--- Begin Provided records ---

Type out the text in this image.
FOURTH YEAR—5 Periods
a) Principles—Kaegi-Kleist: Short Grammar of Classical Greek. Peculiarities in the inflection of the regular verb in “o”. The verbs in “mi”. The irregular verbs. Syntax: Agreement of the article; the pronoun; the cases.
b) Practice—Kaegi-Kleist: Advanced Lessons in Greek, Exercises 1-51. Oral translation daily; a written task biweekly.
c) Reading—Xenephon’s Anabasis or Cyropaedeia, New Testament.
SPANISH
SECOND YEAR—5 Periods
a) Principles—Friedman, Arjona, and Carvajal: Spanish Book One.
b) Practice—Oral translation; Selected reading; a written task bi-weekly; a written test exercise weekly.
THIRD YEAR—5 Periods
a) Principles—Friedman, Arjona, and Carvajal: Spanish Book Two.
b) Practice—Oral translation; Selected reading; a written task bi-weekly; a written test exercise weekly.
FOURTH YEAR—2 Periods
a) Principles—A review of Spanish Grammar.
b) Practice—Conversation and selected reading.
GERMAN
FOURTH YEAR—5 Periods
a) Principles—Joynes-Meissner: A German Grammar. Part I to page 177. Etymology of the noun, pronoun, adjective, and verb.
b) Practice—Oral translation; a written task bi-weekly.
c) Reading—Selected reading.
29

--- End Provided records ---

What to do -> Look above for lines with the word "translation" and copy them all.

Problem solution ->
b) Practice—Kaegi-Kleist: Advanced Lessons in Greek, Exercises 1-51. Oral translation daily; a written task biweekly.
b) Practice—Oral translation; Selected reading; a written task bi-weekly; a written test exercise weekly.
b) Practice—Oral translation; Selected reading; a written task bi-weekly; a written test exercise weekly.
b) Practice—Oral translation; a written task bi-weekly.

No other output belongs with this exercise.